[Instruções da tarefa]
Reproduza, sem qualquer alteração, o trecho do texto sobre determinismo que vai de "Karl Marx é" até "comportamento do indivíduo.".

O determinismo biológico, em última instância, supõe que as pessoas não são livres, uma vez que se comportam segundo características inatas e hereditárias. Por conseguinte, há indivíduos que teriam comportamentos reprováveis não podendo ser alterados ainda que a sociedade se esforce pela sua readaptação.

No contexto da religião, o determinismo afirma que as ações das pessoas são determinadas pela vontade de Deus. As pessoas não podem atuar de acordo com o livre arbítrio, pois estão sujeitos à predestinação.

A nível econômico, por fim, o determinismo tem por base a crença que a sociedade evolui segundo as condições econômicas. Qualquer estrutura ou sistema depende da propriedade dos meios de produção e das características das forças produtivas.

O determinismo econômico pode apreciar-se no marxismo, que divide a estrutura social numa superestrutura (formada pela política, pela ideologia, pela legislação, etc.) e numa infraestrutura (as condições materiais e econômicas) que a determina.  http://conceito.de/determinismo#ixzz45fL4utfS.

Karl Marx é interpretado como “determinista”. Essa assunção encontra justificativa em dois aspectos de sua obra: (a) porque ele entende que a sociedade ruma ao fim do capitalismo, fatalisticamente; e (b) porque ele visualiza o indivíduo sendo determinado pela estrutura social. Para Marx, o todo teria primazia para explicar a parte, indo de encontro ao individualismo metodológico, com uma relação causal inversa, na qual a parte explica o todo.

Um ponto crucial na crítica a Marx é a assunção de que o indivíduo é um reflexo de sua condição material tão somente. Embora haja movimento, mudança no homem, é a própria natureza que o empurra e o movimenta, autodeterminadamente, levando-o a um objetivo final. A vida social seria, portanto, unideterminada em Marx. Apenas o modo de produção e sua consequente luta de classes ditariam o arranjo social e o comportamento do indivíduo.

[Linhas extraídas]
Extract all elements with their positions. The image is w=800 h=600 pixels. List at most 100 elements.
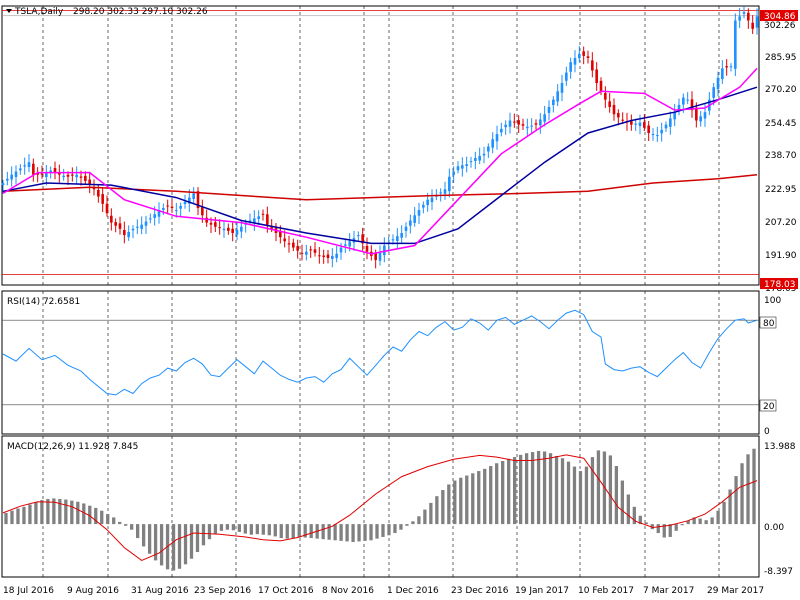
candle <box>322 249 325 264</box>
candle <box>10 166 13 187</box>
candle <box>71 167 74 182</box>
candle <box>647 120 650 142</box>
macd-bar <box>124 524 128 526</box>
macd-bar <box>507 458 511 525</box>
macd-bar <box>52 498 56 525</box>
macd-bar <box>752 448 756 525</box>
candle <box>331 248 334 268</box>
macd-bar <box>261 524 265 535</box>
macd-bar <box>381 524 385 537</box>
candle <box>478 147 481 165</box>
candle <box>110 208 113 231</box>
candle <box>738 8 741 29</box>
candle <box>474 151 477 170</box>
macd-bar <box>441 490 445 525</box>
candle <box>461 157 464 177</box>
candle <box>500 122 503 137</box>
candle <box>504 120 507 135</box>
candle <box>344 238 347 253</box>
macd-bar <box>267 524 271 536</box>
candle <box>443 181 447 200</box>
candle <box>651 128 655 141</box>
candle <box>300 244 304 261</box>
macd-label: MACD(12,26,9) 11.928 7.845 <box>7 442 138 452</box>
candle <box>413 207 416 227</box>
macd-bar <box>704 520 708 525</box>
candle <box>617 109 620 126</box>
candle <box>261 209 265 221</box>
time-label: 29 Mar 2017 <box>707 586 764 596</box>
candle <box>656 126 659 142</box>
candle <box>734 13 737 77</box>
candle <box>729 63 733 72</box>
macd-bar <box>297 524 301 538</box>
candle <box>612 98 616 121</box>
candle <box>66 171 70 185</box>
macd-bar <box>728 489 732 525</box>
high-price-tag-text: 304.86 <box>764 12 796 22</box>
macd-bar <box>542 451 547 525</box>
macd-bar <box>309 524 313 539</box>
macd-bar <box>70 500 74 525</box>
candle <box>53 161 57 180</box>
candle <box>222 221 226 238</box>
candle <box>235 221 239 241</box>
macd-tick: -8.397 <box>764 567 793 577</box>
time-label: 1 Dec 2016 <box>387 586 439 596</box>
macd-bar <box>578 471 583 525</box>
candle <box>283 230 286 248</box>
macd-bar <box>207 524 212 540</box>
candle <box>669 111 672 135</box>
collapse-triangle-icon[interactable] <box>6 9 12 13</box>
macd-bar <box>118 521 122 525</box>
candle <box>101 188 104 212</box>
macd-signal-line <box>2 454 758 561</box>
macd-bar <box>405 524 409 526</box>
macd-bar <box>171 524 176 571</box>
macd-bar <box>626 494 630 525</box>
macd-bar <box>680 524 684 526</box>
candle <box>508 112 512 134</box>
candle <box>253 210 256 232</box>
macd-bar <box>692 517 696 525</box>
price-tick: 222.95 <box>765 185 797 195</box>
rsi-panel-frame <box>1 290 760 435</box>
candle <box>465 156 468 173</box>
candle <box>136 219 139 234</box>
candle <box>569 57 572 79</box>
candle <box>179 202 182 217</box>
macd-bar <box>303 524 307 538</box>
macd-bar <box>10 510 14 525</box>
candle <box>716 71 720 97</box>
macd-bar <box>710 517 714 525</box>
candle <box>530 118 533 134</box>
macd-bar <box>225 524 230 530</box>
macd-bar <box>495 463 499 525</box>
candle <box>638 114 642 135</box>
candle <box>205 209 208 227</box>
macd-bar <box>566 461 571 525</box>
candle <box>539 113 542 134</box>
candle <box>127 225 130 241</box>
macd-bar <box>530 452 535 525</box>
candle <box>144 215 148 235</box>
macd-tick: 13.988 <box>764 442 796 452</box>
price-tick: 254.45 <box>765 119 797 129</box>
candle <box>196 187 200 216</box>
time-axis: 18 Jul 2016 9 Aug 2016 31 Aug 2016 23 Se… <box>3 586 764 596</box>
macd-bar <box>614 466 619 525</box>
macd-bar <box>524 453 529 525</box>
candle <box>417 202 421 224</box>
macd-bar <box>716 510 720 525</box>
candle <box>88 171 91 194</box>
symbol-label: TSLA,Daily <box>14 7 64 17</box>
candle <box>287 235 291 253</box>
moving-average-fast <box>2 67 758 255</box>
candle <box>365 237 369 260</box>
candle <box>105 195 109 217</box>
candle <box>400 225 403 244</box>
macd-bar <box>4 512 8 525</box>
candle <box>19 164 22 175</box>
macd-bar <box>399 524 403 530</box>
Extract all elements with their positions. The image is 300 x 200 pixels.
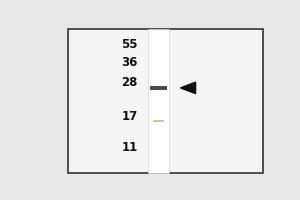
Text: 17: 17: [121, 110, 137, 123]
Bar: [68, 29, 263, 173]
Bar: [153, 120, 164, 122]
Text: 11: 11: [121, 141, 137, 154]
Bar: [150, 86, 167, 90]
Bar: [148, 29, 169, 173]
Text: 55: 55: [121, 38, 137, 51]
Text: 28: 28: [121, 76, 137, 89]
Polygon shape: [181, 82, 196, 94]
Text: 36: 36: [121, 56, 137, 69]
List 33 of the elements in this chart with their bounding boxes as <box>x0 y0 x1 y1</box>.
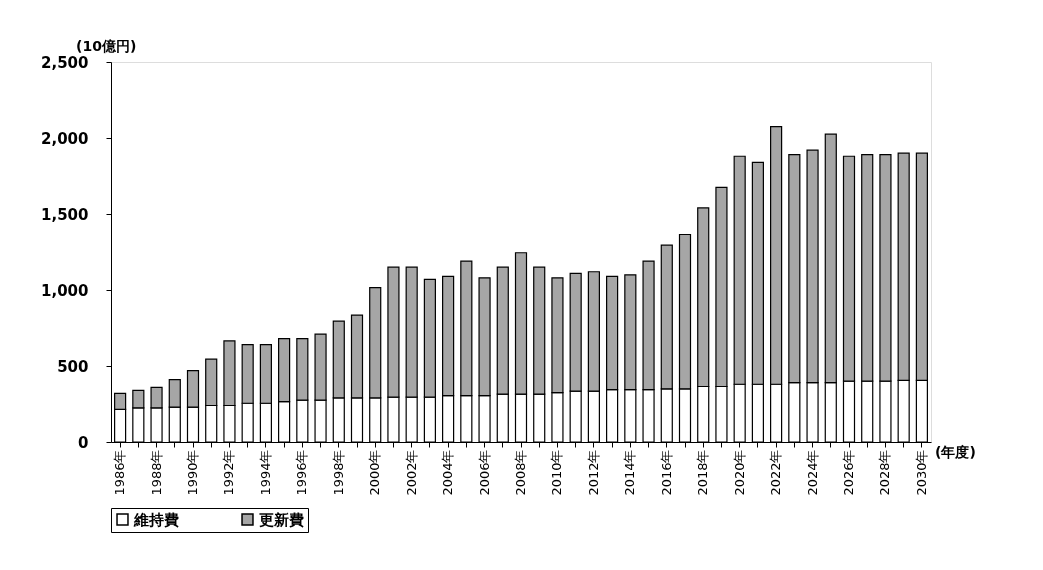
x-tick-label: 2018年 <box>695 449 711 496</box>
x-tick-label: 2014年 <box>622 449 638 496</box>
y-axis-title: (10億円) <box>76 38 137 54</box>
legend-label: 維持費 <box>133 510 179 529</box>
x-tick-label: 1996年 <box>294 449 310 496</box>
y-tick-label: 1,500 <box>41 205 89 224</box>
y-tick-label: 0 <box>78 433 89 452</box>
x-tick-label: 2006年 <box>476 449 492 496</box>
x-tick-label: 2020年 <box>731 449 747 496</box>
x-axis-title: (年度) <box>935 444 976 460</box>
x-tick-label: 1986年 <box>112 449 128 496</box>
y-tick-label: 500 <box>57 357 89 376</box>
x-tick-label: 2028年 <box>877 449 893 496</box>
x-tick-label: 2024年 <box>804 449 820 496</box>
y-tick-label: 1,000 <box>41 281 89 300</box>
x-tick-label: 1992年 <box>221 449 237 496</box>
x-tick-label: 2000年 <box>367 449 383 496</box>
x-tick-label: 2022年 <box>768 449 784 496</box>
x-tick-label: 2010年 <box>549 449 565 496</box>
x-tick-label: 2004年 <box>440 449 456 496</box>
x-tick-label: 2002年 <box>403 449 419 496</box>
x-tick-label: 1990年 <box>185 449 200 496</box>
x-tick-label: 2030年 <box>913 449 929 496</box>
x-tick-label: 2016年 <box>658 449 674 496</box>
x-tick-label: 1988年 <box>148 449 164 496</box>
x-tick-label: 1998年 <box>330 449 346 496</box>
x-tick-label: 2008年 <box>513 449 528 496</box>
y-tick-label: 2,000 <box>41 129 89 148</box>
x-tick-label: 1994年 <box>257 449 273 496</box>
x-tick-label: 2012年 <box>585 449 601 496</box>
y-tick-label: 2,500 <box>41 53 89 72</box>
legend-label: 更新費 <box>259 510 304 529</box>
x-tick-label: 2026年 <box>841 449 856 496</box>
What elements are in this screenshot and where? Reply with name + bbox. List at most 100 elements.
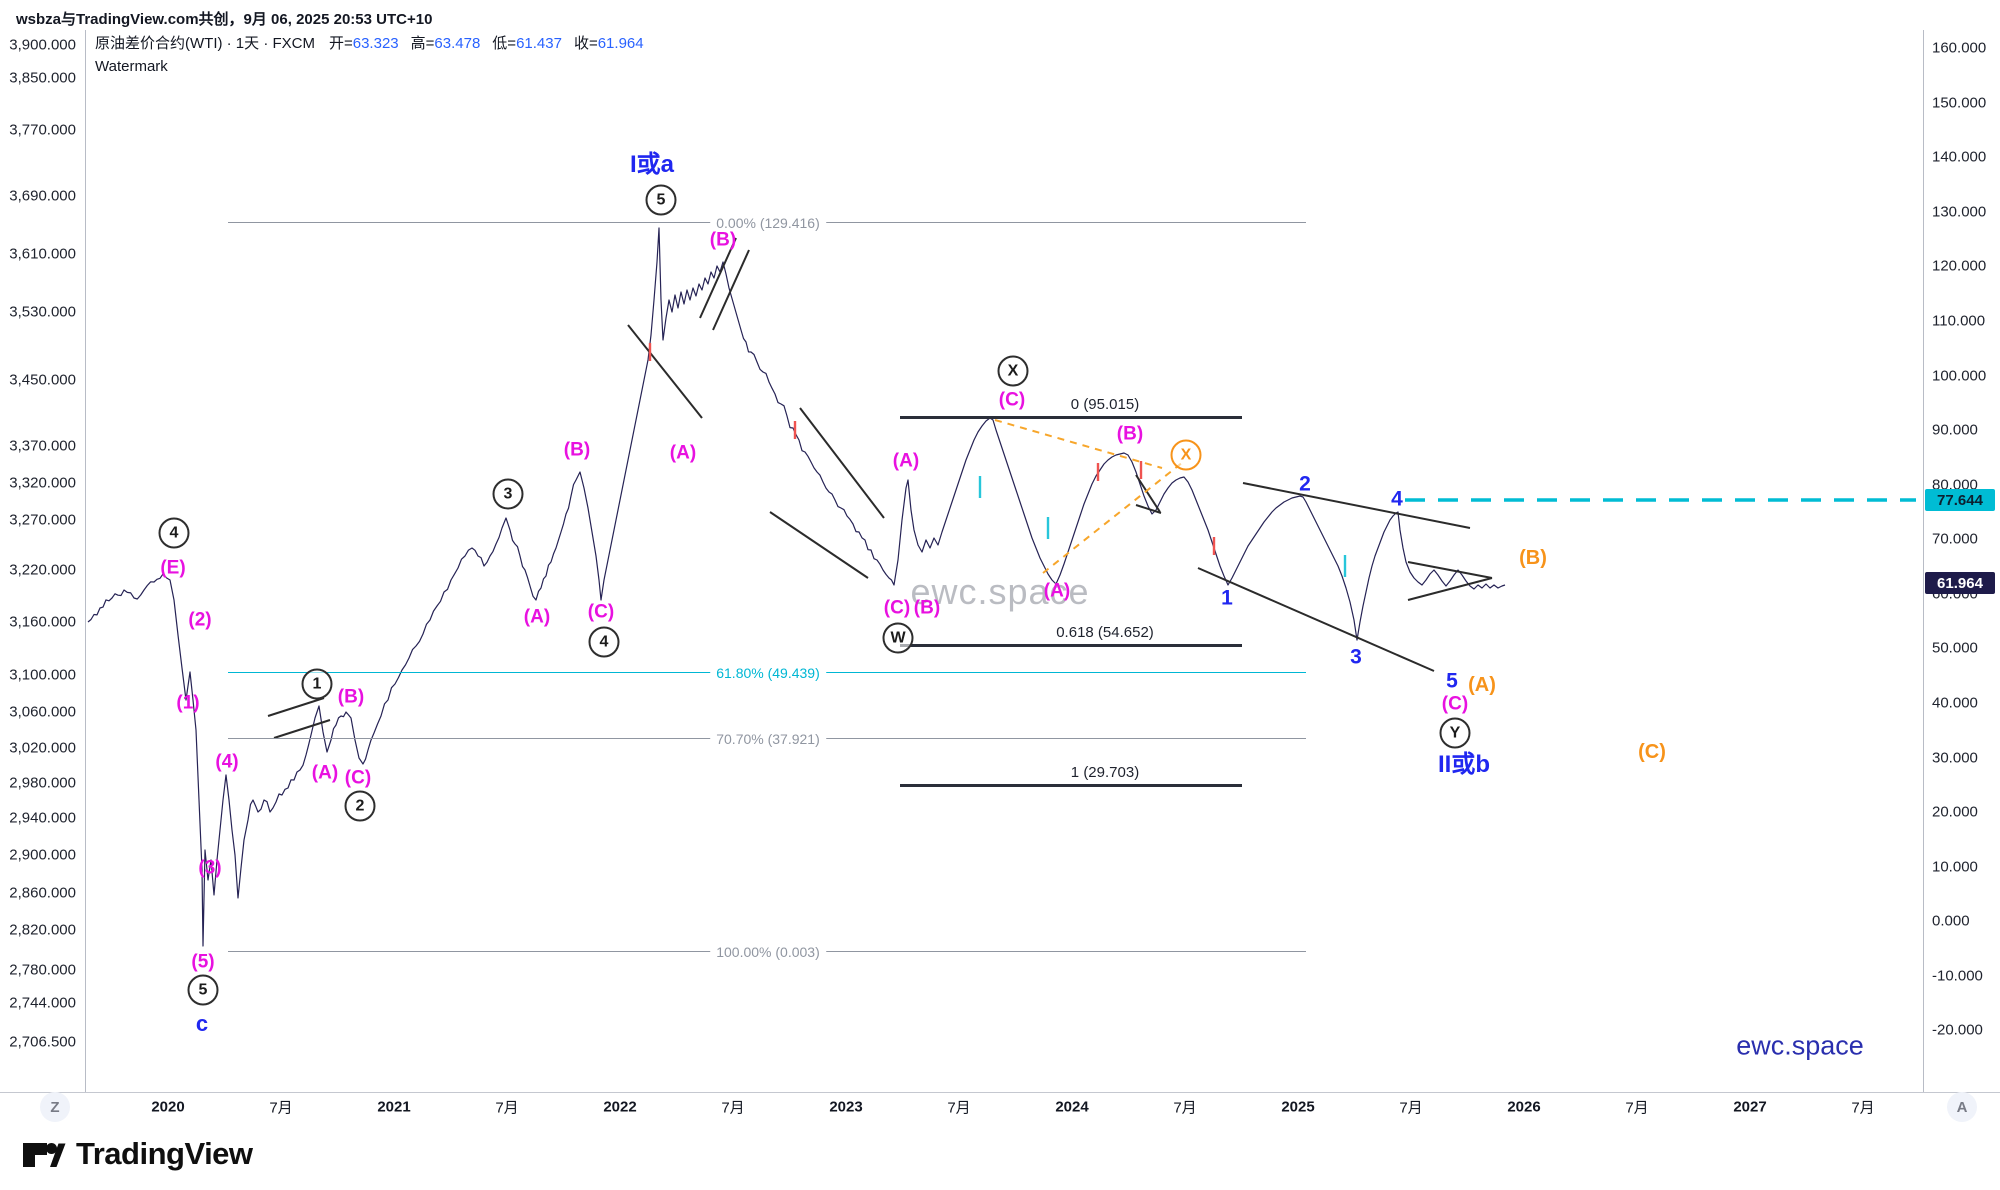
wave-label-circle[interactable]: 5 — [187, 974, 219, 1006]
wave-label-circle[interactable]: X — [997, 355, 1029, 387]
wave-label-magenta[interactable]: (A) — [892, 450, 920, 472]
auto-scale-button[interactable]: A — [1947, 1092, 1977, 1122]
wave-label-circle-orange[interactable]: X — [1170, 439, 1202, 471]
wave-label-orange[interactable]: (A) — [1468, 674, 1496, 696]
wave-label-magenta[interactable]: (B) — [1116, 423, 1144, 445]
trendline — [1407, 577, 1493, 601]
time-axis-tick: 2026 — [1507, 1098, 1541, 1116]
left-axis-tick: 3,270.000 — [9, 511, 76, 529]
trendline — [769, 511, 869, 579]
wave-label-magenta[interactable]: (C) — [587, 601, 615, 623]
time-axis-tick: 7月 — [269, 1099, 293, 1117]
wave-label-orange[interactable]: (C) — [1638, 741, 1666, 763]
time-axis-tick: 7月 — [1173, 1099, 1197, 1117]
trendline — [799, 407, 885, 519]
wave-label-blue[interactable]: 1 — [1221, 586, 1233, 610]
right-axis-tick: 50.000 — [1932, 639, 1978, 657]
left-axis-tick: 2,820.000 — [9, 921, 76, 939]
trendline — [267, 697, 325, 717]
wave-label-circle[interactable]: Y — [1439, 717, 1471, 749]
wave-label-circle[interactable]: 4 — [588, 626, 620, 658]
trendline — [627, 324, 703, 419]
wave-label-magenta[interactable]: (1) — [176, 692, 200, 714]
wave-label-magenta[interactable]: (4) — [215, 751, 239, 773]
left-axis-tick: 3,690.000 — [9, 187, 76, 205]
fib-retracement-label: 70.70% (37.921) — [710, 731, 826, 747]
fib-projection-line[interactable] — [900, 416, 1242, 419]
wave-label-magenta[interactable]: (C) — [1441, 693, 1469, 715]
wave-label-circle[interactable]: 3 — [492, 478, 524, 510]
time-axis-tick: 2024 — [1055, 1098, 1089, 1116]
wave-label-magenta[interactable]: (A) — [523, 606, 551, 628]
chart-legend[interactable]: 原油差价合约(WTI) · 1天 · FXCM 开=63.323 高=63.478 低… — [95, 32, 656, 53]
trendline — [712, 249, 750, 331]
left-axis-tick: 2,900.000 — [9, 846, 76, 864]
time-axis-tick: 7月 — [947, 1099, 971, 1117]
price-series — [87, 227, 1506, 947]
wave-label-orange[interactable]: (B) — [1519, 547, 1547, 569]
right-axis-tick: 90.000 — [1932, 421, 1978, 439]
left-axis-tick: 3,610.000 — [9, 245, 76, 263]
fib-projection-label: 1 (29.703) — [1070, 764, 1140, 781]
right-axis-tick: -20.000 — [1932, 1021, 1983, 1039]
time-axis-tick: 2021 — [377, 1098, 411, 1116]
right-axis-tick: 20.000 — [1932, 803, 1978, 821]
wave-label-magenta[interactable]: (3) — [198, 857, 222, 879]
wave-label-magenta[interactable]: (E) — [160, 557, 186, 579]
wave-label-magenta[interactable]: (B) — [913, 597, 941, 619]
wave-label-magenta[interactable]: (5) — [191, 951, 215, 973]
wave-label-magenta[interactable]: (B) — [337, 686, 365, 708]
bottom-right-watermark: ewc.space — [1736, 1030, 1864, 1061]
wave-label-magenta[interactable]: (B) — [563, 439, 591, 461]
wave-label-magenta[interactable]: (B) — [709, 229, 737, 251]
fib-retracement-label: 0.00% (129.416) — [710, 215, 826, 231]
wave-label-blue[interactable]: 4 — [1391, 487, 1403, 511]
wave-label-circle[interactable]: 1 — [301, 668, 333, 700]
time-axis-tick: 2022 — [603, 1098, 637, 1116]
left-axis-tick: 2,860.000 — [9, 884, 76, 902]
wave-label-blue[interactable]: II或b — [1438, 751, 1490, 778]
fib-projection-label: 0.618 (54.652) — [1056, 624, 1154, 641]
fib-projection-line[interactable] — [900, 644, 1242, 647]
wave-label-circle[interactable]: 2 — [344, 790, 376, 822]
wave-label-magenta[interactable]: (C) — [998, 389, 1026, 411]
time-axis-tick: 7月 — [495, 1099, 519, 1117]
wave-label-blue[interactable]: c — [195, 1011, 209, 1036]
last-price-tag: 61.964 — [1925, 572, 1995, 594]
fib-projection-label: 0 (95.015) — [1070, 396, 1140, 413]
left-axis-tick: 3,220.000 — [9, 561, 76, 579]
wave-label-blue[interactable]: I或a — [629, 151, 675, 178]
wave-label-magenta[interactable]: (A) — [669, 442, 697, 464]
right-axis-tick: 10.000 — [1932, 858, 1978, 876]
ohlc-field: 高=63.478 — [410, 35, 481, 52]
left-axis-tick: 3,100.000 — [9, 666, 76, 684]
fib-projection-line[interactable] — [900, 784, 1242, 787]
right-axis-tick: 100.000 — [1932, 367, 1987, 385]
time-axis-tick: 7月 — [1625, 1099, 1649, 1117]
wave-label-magenta[interactable]: (2) — [188, 609, 212, 631]
wave-label-magenta[interactable]: (C) — [344, 767, 372, 789]
wave-label-blue[interactable]: 3 — [1350, 645, 1362, 669]
wave-label-circle[interactable]: 5 — [645, 184, 677, 216]
wave-label-circle[interactable]: W — [882, 622, 914, 654]
tradingview-logo[interactable]: TradingView — [20, 1131, 253, 1177]
left-axis-tick: 3,020.000 — [9, 739, 76, 757]
wave-label-blue[interactable]: 2 — [1299, 472, 1311, 496]
wave-label-magenta[interactable]: (A) — [311, 762, 339, 784]
right-axis-tick: 120.000 — [1932, 257, 1987, 275]
orange-dashed-guide — [1042, 461, 1184, 574]
wave-label-circle[interactable]: 4 — [158, 517, 190, 549]
wave-label-magenta[interactable]: (C) — [883, 597, 911, 619]
wave-label-blue[interactable]: 5 — [1446, 669, 1458, 693]
ohlc-field: 开=63.323 — [328, 35, 399, 52]
right-axis-tick: 0.000 — [1932, 912, 1970, 930]
time-axis-tick: 2023 — [829, 1098, 863, 1116]
wave-label-magenta[interactable]: (A) — [1043, 580, 1071, 602]
left-axis-tick: 2,706.500 — [9, 1033, 76, 1051]
publisher-watermark-label: Watermark — [95, 58, 168, 75]
trendline — [1242, 482, 1471, 529]
right-axis-tick: -10.000 — [1932, 967, 1983, 985]
symbol-title: 原油差价合约(WTI) · 1天 · FXCM — [95, 35, 315, 52]
timezone-button[interactable]: Z — [40, 1092, 70, 1122]
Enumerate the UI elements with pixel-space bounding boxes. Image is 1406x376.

[Exercício resolvido]
Karl Marx é interpretado como “determinista”. Essa assunção encontra justificativa em dois aspectos de sua obra: (a) porque ele entende que a sociedade ruma ao fim do capitalismo, fatalisticamente; e (b) porque ele visualiza o indivíduo sendo determinado pela estrutura social. Para Marx, o todo teria primazia para explicar a parte, indo de encontro ao individualismo metodológico, com uma relação causal inversa, na qual a parte explica o todo.

Um ponto crucial na crítica a Marx é a assunção de que o indivíduo é um reflexo de sua condição material tão somente. Embora haja movimento, mudança no homem, é a própria natureza que o empurra e o movimenta, autodeterminadamente, levando-o a um objetivo final. A vida social seria, portanto, unideterminada em Marx. Apenas o modo de produção e sua consequente luta de classes ditariam o arranjo social e o comportamento do indivíduo.